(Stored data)
*****
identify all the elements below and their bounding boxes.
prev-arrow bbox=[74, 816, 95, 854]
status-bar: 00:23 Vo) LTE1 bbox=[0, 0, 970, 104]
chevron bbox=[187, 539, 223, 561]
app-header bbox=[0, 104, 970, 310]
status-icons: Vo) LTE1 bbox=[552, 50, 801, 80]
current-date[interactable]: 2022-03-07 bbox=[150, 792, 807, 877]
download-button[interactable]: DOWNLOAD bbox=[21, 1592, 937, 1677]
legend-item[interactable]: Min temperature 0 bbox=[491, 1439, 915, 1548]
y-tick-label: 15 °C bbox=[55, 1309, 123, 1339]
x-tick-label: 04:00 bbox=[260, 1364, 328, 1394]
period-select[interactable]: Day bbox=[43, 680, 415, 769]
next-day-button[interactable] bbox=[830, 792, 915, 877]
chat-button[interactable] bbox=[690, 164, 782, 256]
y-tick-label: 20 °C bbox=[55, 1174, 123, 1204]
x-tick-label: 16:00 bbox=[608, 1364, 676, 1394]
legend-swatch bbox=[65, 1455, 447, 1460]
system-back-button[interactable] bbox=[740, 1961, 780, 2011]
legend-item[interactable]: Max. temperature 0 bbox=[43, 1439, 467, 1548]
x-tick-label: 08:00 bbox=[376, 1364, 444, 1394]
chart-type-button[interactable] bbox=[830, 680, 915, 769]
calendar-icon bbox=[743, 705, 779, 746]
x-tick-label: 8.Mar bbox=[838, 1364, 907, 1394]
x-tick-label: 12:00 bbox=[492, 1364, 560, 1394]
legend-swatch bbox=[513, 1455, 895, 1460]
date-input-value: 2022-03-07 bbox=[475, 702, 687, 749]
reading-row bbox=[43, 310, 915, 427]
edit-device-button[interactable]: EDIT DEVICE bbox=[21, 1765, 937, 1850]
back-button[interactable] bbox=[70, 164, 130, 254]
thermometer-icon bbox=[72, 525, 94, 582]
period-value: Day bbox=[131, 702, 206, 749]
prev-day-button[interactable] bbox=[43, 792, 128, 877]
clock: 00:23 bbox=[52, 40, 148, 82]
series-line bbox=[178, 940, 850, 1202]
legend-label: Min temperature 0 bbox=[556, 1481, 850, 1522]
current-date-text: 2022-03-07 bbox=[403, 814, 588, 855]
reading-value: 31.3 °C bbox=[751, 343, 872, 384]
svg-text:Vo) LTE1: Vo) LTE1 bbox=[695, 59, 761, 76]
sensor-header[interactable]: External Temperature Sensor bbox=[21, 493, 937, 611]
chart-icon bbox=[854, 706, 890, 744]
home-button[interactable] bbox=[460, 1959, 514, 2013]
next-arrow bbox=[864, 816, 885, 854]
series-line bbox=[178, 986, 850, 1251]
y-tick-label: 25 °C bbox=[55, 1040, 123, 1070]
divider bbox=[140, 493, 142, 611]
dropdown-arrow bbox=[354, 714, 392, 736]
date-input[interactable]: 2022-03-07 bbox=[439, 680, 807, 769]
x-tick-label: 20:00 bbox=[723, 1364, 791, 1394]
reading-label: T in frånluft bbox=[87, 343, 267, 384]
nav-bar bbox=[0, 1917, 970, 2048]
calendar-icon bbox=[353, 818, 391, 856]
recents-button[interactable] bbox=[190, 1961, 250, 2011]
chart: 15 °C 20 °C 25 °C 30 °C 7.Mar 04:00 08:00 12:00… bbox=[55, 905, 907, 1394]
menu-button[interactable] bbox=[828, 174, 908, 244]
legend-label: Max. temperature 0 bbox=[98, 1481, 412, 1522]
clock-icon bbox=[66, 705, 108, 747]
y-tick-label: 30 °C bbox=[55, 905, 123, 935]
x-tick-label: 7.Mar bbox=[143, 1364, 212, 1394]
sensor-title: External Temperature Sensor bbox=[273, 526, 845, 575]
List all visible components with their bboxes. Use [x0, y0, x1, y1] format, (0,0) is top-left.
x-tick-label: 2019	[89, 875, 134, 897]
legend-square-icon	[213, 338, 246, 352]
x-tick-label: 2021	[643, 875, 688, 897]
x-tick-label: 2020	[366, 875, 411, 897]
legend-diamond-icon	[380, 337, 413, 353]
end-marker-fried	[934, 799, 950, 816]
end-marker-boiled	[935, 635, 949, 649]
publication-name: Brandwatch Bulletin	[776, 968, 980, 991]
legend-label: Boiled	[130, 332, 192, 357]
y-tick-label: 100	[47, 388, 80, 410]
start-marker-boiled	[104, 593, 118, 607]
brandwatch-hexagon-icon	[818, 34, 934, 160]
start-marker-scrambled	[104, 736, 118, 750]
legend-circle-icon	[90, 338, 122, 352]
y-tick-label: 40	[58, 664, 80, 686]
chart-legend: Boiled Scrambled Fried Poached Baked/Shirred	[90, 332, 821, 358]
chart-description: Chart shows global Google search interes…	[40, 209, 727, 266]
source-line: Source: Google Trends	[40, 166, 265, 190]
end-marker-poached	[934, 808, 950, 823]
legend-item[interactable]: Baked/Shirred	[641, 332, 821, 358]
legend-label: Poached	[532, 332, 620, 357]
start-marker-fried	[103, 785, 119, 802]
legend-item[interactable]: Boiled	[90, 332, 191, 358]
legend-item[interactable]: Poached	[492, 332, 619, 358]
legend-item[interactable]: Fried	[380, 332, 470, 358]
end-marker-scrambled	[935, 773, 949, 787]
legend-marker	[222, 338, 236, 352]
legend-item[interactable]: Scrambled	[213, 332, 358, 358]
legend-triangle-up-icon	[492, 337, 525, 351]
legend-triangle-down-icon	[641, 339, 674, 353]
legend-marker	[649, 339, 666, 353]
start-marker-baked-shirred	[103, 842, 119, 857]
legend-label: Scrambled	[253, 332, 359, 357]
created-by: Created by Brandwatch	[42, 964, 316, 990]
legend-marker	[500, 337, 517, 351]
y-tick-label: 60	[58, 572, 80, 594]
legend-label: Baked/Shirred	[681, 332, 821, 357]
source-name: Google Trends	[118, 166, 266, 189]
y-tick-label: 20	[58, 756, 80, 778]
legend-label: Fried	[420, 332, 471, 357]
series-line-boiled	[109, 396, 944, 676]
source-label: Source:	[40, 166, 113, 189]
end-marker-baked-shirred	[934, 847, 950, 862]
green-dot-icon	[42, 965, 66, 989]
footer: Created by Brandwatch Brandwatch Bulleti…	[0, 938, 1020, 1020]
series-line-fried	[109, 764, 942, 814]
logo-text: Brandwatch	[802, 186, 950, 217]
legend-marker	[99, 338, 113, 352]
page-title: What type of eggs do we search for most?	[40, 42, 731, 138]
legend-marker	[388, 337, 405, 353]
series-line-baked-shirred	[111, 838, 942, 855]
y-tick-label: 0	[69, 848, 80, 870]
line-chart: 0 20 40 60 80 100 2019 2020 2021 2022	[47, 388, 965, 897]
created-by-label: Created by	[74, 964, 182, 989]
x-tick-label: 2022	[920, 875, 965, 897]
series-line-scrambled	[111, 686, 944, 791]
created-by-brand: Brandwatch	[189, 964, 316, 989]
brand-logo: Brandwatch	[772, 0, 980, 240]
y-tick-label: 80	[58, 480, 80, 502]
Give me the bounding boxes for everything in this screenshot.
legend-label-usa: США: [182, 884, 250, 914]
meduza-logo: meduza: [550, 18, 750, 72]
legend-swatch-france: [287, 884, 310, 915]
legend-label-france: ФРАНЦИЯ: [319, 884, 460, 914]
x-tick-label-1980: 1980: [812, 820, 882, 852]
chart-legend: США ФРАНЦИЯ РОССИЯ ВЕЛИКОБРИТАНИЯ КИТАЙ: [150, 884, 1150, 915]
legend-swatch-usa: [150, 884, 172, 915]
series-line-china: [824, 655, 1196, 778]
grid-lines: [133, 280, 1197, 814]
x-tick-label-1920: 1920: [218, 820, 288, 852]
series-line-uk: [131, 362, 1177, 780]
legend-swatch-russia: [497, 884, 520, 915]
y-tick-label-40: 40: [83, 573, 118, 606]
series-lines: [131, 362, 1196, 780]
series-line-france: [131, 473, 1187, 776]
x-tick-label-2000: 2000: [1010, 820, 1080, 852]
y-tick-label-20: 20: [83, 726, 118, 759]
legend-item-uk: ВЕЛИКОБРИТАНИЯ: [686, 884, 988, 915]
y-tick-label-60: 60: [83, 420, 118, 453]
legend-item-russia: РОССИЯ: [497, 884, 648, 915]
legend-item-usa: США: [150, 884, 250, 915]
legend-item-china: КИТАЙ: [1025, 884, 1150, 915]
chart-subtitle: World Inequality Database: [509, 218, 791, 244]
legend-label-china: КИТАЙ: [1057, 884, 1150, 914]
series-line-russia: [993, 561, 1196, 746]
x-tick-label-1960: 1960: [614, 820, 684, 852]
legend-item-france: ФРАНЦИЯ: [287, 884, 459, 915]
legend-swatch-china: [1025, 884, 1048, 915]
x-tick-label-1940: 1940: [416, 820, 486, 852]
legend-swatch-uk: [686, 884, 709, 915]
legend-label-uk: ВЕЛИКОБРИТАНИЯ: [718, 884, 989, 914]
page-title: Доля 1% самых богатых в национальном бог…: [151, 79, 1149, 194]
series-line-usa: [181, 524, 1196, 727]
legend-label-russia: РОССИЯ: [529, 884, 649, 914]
*****
◆ THE TASK ◆
Starting from the first line of the data and continuing through the line that contains "status-icons: Vo) LTE1", give those lines as a numbered list, leaving out any blank lines.

◆ RESULT OF THE TASK ◆
1. identify all the elements below and their bounding boxes.
2. prev-arrow bbox=[74, 816, 95, 854]
3. status-bar: 00:23 Vo) LTE1 bbox=[0, 0, 970, 104]
4. chevron bbox=[187, 539, 223, 561]
5. app-header bbox=[0, 104, 970, 310]
6. status-icons: Vo) LTE1 bbox=[552, 50, 801, 80]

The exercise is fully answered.